Data excerpts:

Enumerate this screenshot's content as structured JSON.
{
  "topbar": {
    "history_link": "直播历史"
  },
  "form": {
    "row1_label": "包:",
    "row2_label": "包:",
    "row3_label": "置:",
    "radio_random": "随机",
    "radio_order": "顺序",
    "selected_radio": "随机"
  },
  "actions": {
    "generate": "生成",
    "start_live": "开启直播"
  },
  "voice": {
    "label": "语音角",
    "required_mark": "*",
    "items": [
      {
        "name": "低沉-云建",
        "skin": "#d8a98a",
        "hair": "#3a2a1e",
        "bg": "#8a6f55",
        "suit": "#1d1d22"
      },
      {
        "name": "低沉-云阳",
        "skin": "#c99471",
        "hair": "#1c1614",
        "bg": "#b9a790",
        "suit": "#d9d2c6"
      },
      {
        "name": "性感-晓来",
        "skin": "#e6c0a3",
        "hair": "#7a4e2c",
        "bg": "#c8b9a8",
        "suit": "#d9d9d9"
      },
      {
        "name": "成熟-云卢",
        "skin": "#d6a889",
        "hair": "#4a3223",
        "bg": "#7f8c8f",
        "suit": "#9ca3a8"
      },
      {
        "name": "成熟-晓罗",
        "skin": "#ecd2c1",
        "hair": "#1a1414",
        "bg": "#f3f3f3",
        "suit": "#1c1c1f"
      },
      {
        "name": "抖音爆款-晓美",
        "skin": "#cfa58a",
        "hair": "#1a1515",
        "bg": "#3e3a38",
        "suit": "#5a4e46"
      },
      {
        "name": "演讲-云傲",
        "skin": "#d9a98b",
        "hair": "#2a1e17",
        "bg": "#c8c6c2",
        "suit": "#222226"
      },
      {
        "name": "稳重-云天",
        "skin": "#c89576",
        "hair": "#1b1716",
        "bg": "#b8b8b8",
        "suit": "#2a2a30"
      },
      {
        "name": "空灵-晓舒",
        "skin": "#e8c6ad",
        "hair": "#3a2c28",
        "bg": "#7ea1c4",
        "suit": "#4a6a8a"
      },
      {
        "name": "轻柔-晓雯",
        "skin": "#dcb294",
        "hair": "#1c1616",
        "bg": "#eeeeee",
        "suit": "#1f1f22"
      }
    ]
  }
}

Challenge:
Return each line of the records above exactly as it reads.

Full solution:
Enumerate this screenshot's content as structured JSON.
{
  "topbar": {
    "history_link": "直播历史"
  },
  "form": {
    "row1_label": "包:",
    "row2_label": "包:",
    "row3_label": "置:",
    "radio_random": "随机",
    "radio_order": "顺序",
    "selected_radio": "随机"
  },
  "actions": {
    "generate": "生成",
    "start_live": "开启直播"
  },
  "voice": {
    "label": "语音角",
    "required_mark": "*",
    "items": [
      {
        "name": "低沉-云建",
        "skin": "#d8a98a",
        "hair": "#3a2a1e",
        "bg": "#8a6f55",
        "suit": "#1d1d22"
      },
      {
        "name": "低沉-云阳",
        "skin": "#c99471",
        "hair": "#1c1614",
        "bg": "#b9a790",
        "suit": "#d9d2c6"
      },
      {
        "name": "性感-晓来",
        "skin": "#e6c0a3",
        "hair": "#7a4e2c",
        "bg": "#c8b9a8",
        "suit": "#d9d9d9"
      },
      {
        "name": "成熟-云卢",
        "skin": "#d6a889",
        "hair": "#4a3223",
        "bg": "#7f8c8f",
        "suit": "#9ca3a8"
      },
      {
        "name": "成熟-晓罗",
        "skin": "#ecd2c1",
        "hair": "#1a1414",
        "bg": "#f3f3f3",
        "suit": "#1c1c1f"
      },
      {
        "name": "抖音爆款-晓美",
        "skin": "#cfa58a",
        "hair": "#1a1515",
        "bg": "#3e3a38",
        "suit": "#5a4e46"
      },
      {
        "name": "演讲-云傲",
        "skin": "#d9a98b",
        "hair": "#2a1e17",
        "bg": "#c8c6c2",
        "suit": "#222226"
      },
      {
        "name": "稳重-云天",
        "skin": "#c89576",
        "hair": "#1b1716",
        "bg": "#b8b8b8",
        "suit": "#2a2a30"
      },
      {
        "name": "空灵-晓舒",
        "skin": "#e8c6ad",
        "hair": "#3a2c28",
        "bg": "#7ea1c4",
        "suit": "#4a6a8a"
      },
      {
        "name": "轻柔-晓雯",
        "skin": "#dcb294",
        "hair": "#1c1616",
        "bg": "#eeeeee",
        "suit": "#1f1f22"
      }
    ]
  }
}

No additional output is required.